▶ _YOUR TASK_: Extract all lines from the data beneath that include the word "Crystal".

▶ _MATERIAL SUPPLIED_:
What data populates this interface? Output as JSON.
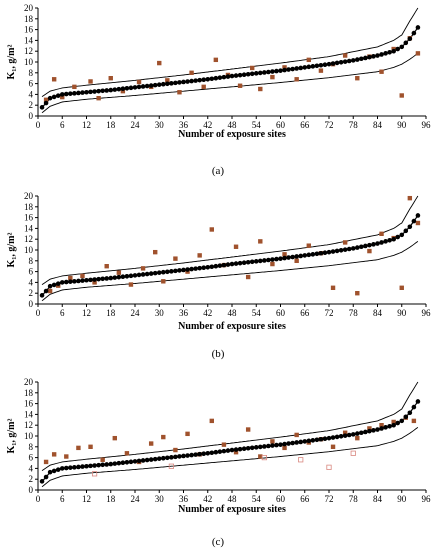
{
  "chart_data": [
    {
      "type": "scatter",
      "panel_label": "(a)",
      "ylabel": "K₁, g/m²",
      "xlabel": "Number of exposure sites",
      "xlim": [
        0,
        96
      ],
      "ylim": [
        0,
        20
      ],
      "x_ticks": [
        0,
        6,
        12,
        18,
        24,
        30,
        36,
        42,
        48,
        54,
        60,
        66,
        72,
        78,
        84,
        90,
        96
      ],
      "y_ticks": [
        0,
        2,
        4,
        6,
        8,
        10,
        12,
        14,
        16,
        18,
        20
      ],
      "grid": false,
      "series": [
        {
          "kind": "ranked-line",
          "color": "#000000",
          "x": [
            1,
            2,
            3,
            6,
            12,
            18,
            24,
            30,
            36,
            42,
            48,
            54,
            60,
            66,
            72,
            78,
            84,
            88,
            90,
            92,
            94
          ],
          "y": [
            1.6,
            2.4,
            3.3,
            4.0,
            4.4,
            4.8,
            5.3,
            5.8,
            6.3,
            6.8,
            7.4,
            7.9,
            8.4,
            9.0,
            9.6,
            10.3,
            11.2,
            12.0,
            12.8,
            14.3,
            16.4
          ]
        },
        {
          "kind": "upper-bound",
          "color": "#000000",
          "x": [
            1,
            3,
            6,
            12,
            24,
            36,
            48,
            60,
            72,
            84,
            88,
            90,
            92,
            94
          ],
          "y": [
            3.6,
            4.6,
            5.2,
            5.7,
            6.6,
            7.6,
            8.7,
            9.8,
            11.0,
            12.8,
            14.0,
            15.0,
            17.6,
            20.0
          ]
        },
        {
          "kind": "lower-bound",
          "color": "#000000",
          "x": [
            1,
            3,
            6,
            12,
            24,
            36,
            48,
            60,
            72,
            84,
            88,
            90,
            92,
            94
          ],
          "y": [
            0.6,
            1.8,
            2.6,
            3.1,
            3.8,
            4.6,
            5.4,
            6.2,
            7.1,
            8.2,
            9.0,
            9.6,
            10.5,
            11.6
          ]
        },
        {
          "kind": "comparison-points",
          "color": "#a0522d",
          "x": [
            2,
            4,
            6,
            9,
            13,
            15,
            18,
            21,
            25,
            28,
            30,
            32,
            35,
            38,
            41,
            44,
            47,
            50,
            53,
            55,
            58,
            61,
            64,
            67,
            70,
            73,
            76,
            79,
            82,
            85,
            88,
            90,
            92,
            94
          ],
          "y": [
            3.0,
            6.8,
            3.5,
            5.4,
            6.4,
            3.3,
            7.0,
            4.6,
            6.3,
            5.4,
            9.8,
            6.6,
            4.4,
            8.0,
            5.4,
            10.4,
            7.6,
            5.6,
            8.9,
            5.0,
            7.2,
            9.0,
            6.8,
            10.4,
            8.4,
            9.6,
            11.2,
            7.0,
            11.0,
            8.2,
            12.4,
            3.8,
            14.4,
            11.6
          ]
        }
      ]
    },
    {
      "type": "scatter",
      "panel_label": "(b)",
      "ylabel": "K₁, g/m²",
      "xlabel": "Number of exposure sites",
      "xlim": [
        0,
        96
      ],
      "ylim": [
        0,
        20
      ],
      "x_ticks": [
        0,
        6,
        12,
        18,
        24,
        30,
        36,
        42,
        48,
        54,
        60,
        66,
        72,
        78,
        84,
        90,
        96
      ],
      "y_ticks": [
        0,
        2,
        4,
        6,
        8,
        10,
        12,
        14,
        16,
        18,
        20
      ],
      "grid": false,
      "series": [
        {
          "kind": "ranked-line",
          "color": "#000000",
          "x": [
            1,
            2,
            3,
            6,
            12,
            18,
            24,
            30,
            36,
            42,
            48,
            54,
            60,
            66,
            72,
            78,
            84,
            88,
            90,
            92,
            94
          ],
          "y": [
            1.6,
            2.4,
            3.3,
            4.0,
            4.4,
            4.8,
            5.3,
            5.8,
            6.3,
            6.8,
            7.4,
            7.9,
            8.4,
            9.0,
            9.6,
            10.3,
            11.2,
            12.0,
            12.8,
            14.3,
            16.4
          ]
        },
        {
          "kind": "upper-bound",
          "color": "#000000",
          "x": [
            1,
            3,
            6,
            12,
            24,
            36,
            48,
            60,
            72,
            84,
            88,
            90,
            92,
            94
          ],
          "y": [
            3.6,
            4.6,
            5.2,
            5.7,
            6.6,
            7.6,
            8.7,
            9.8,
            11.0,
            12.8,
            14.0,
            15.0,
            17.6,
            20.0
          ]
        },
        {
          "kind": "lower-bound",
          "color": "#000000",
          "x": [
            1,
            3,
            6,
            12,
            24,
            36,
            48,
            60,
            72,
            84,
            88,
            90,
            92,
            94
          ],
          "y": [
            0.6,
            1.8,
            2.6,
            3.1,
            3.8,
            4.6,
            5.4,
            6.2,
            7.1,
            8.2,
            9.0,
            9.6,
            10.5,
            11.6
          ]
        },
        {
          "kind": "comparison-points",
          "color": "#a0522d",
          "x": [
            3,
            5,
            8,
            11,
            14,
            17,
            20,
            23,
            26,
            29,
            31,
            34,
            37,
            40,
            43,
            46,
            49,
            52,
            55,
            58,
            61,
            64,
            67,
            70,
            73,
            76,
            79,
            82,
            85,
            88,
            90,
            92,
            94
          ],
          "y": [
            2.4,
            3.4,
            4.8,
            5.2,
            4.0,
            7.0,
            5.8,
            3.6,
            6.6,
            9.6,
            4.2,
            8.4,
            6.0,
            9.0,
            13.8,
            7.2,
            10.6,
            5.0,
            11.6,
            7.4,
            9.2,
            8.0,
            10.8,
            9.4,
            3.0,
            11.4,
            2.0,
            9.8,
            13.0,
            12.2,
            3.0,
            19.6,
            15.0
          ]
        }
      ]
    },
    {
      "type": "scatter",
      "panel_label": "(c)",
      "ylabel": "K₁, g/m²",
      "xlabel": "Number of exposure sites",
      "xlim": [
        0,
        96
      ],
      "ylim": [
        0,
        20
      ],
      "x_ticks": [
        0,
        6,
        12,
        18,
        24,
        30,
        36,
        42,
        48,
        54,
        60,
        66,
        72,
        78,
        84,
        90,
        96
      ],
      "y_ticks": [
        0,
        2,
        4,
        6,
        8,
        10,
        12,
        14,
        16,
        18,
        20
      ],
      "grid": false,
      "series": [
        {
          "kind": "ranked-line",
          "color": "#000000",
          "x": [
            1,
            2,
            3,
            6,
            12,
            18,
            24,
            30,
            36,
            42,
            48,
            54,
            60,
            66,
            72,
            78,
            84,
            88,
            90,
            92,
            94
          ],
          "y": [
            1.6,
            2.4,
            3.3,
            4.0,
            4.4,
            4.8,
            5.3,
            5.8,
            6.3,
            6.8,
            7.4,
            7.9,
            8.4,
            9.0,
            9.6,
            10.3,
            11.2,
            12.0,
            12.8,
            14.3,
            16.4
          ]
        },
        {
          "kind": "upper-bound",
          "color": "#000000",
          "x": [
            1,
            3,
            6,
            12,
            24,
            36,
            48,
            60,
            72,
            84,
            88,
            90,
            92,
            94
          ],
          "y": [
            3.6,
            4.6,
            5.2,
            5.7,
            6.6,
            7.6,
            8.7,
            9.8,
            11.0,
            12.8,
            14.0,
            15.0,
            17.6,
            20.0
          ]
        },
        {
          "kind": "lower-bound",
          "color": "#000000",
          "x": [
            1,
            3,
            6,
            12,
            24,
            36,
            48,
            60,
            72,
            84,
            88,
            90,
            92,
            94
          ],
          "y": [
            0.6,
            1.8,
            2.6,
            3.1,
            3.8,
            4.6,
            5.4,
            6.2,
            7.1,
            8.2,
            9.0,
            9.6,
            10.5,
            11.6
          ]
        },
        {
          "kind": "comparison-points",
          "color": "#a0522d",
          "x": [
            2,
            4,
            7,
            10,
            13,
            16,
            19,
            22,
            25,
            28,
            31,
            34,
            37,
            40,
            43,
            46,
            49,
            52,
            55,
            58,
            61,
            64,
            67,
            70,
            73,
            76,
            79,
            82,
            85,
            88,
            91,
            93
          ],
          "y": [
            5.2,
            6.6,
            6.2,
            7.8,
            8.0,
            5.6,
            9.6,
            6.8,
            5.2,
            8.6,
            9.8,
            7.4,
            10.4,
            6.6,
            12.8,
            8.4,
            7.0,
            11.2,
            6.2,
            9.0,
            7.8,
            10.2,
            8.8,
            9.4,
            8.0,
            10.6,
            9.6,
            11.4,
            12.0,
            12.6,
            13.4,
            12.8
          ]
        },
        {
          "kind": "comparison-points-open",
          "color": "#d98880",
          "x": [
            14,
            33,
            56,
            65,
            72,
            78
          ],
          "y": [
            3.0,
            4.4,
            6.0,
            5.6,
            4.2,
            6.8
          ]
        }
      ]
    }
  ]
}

--

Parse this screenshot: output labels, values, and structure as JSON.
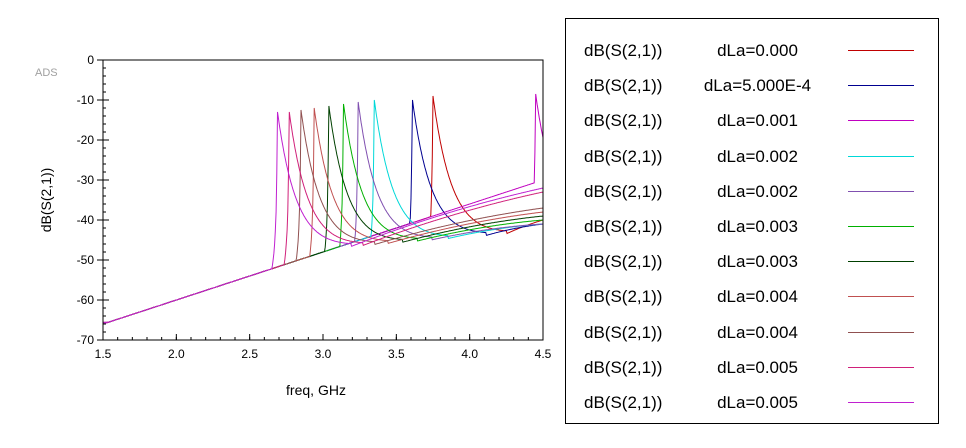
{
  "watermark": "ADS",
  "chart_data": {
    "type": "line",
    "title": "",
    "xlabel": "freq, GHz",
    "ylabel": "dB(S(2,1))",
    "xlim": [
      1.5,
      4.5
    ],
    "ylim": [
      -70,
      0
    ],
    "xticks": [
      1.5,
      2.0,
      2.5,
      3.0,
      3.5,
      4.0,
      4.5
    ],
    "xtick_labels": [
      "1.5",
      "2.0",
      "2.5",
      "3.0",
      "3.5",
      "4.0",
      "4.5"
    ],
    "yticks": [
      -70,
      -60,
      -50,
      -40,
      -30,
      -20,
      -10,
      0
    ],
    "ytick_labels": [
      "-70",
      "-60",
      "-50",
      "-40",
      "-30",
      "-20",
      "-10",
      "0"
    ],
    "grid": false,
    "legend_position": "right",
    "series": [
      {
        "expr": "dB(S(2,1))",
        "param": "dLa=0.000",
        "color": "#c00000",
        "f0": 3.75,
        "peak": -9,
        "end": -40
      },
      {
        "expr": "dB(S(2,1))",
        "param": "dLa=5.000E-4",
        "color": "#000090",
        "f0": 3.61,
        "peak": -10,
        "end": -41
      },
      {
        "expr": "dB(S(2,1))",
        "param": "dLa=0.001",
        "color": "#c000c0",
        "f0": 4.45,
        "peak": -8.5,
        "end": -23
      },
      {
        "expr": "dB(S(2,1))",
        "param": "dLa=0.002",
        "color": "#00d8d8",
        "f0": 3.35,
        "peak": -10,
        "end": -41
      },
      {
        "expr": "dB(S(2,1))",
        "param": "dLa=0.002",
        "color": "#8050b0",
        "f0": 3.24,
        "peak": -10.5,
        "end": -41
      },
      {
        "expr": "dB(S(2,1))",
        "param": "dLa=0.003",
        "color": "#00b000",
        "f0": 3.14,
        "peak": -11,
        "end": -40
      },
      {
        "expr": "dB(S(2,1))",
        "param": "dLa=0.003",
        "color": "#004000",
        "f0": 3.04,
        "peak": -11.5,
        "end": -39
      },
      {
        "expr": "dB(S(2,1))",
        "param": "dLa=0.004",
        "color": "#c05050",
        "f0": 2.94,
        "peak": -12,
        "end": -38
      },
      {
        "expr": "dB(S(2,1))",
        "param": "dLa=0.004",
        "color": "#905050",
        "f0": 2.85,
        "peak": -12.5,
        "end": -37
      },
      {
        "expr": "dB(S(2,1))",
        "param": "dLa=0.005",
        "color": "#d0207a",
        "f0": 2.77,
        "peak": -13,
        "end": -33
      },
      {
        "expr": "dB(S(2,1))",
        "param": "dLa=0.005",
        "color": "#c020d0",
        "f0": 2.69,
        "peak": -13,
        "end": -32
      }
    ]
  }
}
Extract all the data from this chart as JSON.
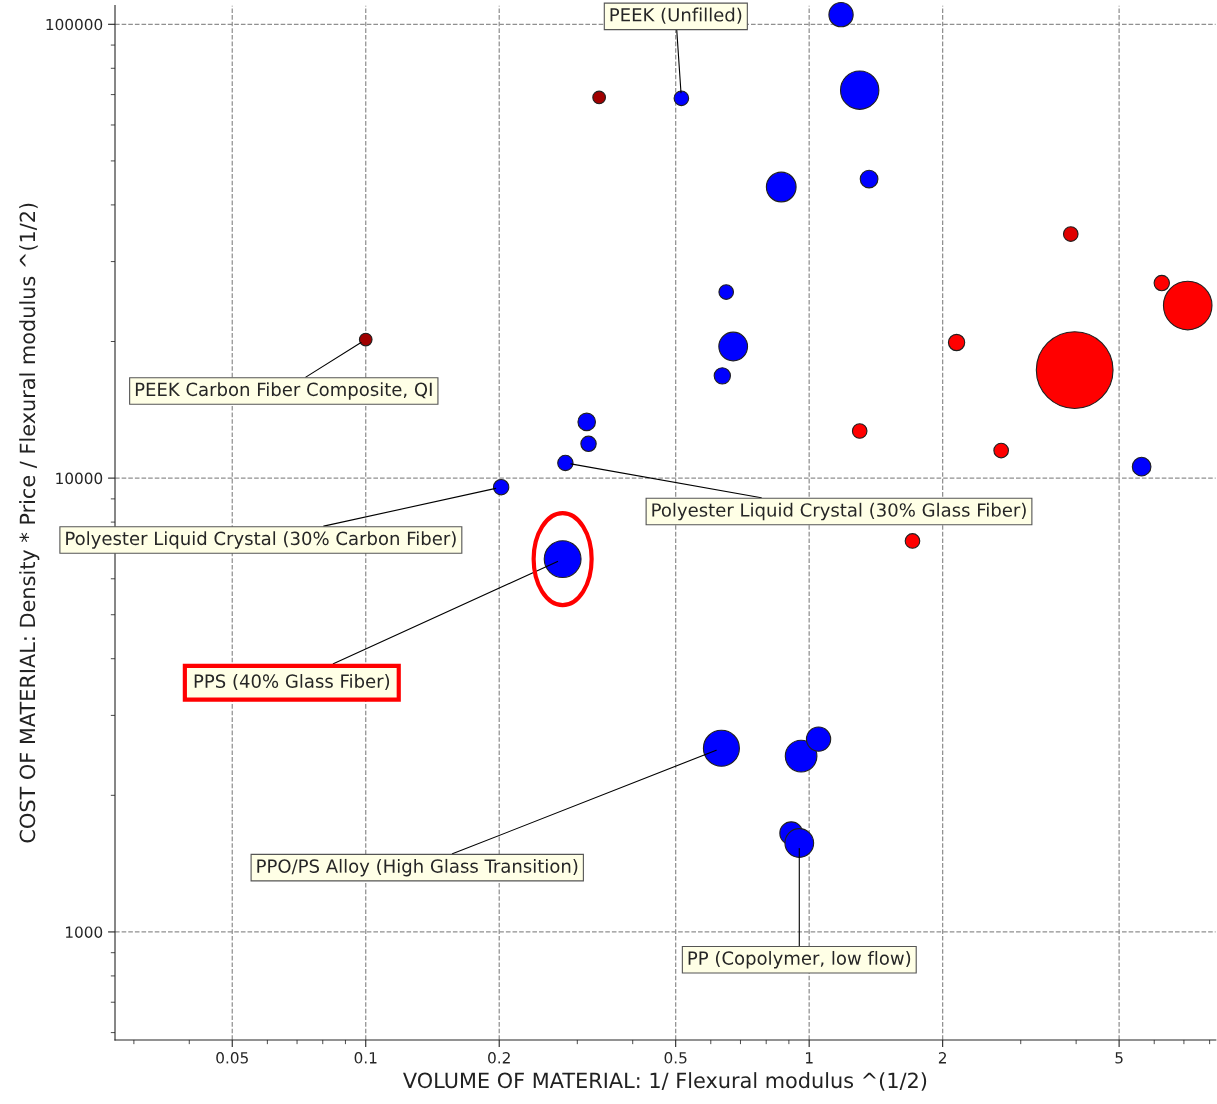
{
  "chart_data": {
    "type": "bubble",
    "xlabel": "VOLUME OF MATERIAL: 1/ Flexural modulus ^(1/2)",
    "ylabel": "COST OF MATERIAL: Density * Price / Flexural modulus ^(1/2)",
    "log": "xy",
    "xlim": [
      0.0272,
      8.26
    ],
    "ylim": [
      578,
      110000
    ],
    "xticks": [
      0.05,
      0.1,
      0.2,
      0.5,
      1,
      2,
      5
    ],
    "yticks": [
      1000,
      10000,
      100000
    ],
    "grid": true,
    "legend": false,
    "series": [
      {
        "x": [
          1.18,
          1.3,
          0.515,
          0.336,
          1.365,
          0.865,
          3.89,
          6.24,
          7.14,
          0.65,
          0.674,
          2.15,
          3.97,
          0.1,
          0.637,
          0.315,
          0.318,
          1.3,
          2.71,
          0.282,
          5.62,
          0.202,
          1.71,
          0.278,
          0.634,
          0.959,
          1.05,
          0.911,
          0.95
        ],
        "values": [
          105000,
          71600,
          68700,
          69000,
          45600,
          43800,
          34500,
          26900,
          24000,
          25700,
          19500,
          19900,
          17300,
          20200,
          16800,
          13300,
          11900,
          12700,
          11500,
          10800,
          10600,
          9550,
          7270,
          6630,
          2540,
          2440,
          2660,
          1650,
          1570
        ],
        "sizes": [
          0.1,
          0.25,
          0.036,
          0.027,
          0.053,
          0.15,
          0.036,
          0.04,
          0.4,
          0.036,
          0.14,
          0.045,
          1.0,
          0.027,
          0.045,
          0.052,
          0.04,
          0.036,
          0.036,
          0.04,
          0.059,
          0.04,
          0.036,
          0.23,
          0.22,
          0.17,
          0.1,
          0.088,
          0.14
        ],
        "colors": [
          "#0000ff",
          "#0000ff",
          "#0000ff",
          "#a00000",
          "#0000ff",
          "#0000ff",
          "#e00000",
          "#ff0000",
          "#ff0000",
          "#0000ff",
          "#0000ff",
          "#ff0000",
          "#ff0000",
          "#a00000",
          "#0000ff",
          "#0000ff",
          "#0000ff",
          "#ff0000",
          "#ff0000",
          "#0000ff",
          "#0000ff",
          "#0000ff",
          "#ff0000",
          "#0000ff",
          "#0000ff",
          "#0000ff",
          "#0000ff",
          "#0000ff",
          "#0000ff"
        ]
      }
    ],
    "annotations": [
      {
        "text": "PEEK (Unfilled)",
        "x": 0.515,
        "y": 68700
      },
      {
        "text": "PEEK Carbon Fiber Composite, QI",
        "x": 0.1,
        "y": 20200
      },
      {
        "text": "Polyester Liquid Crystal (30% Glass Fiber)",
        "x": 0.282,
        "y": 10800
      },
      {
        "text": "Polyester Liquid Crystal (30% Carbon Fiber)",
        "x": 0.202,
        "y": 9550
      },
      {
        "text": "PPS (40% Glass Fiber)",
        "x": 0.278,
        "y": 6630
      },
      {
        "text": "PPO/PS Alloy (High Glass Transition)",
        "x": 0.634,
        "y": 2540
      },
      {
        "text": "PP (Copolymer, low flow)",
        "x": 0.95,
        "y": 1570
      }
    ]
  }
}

▶ _REPLY TO THE TASK_:
        "text": "Polyester Liquid Crystal (30% Glass Fiber)",
        "text": "Polyester Liquid Crystal (30% Carbon Fiber)",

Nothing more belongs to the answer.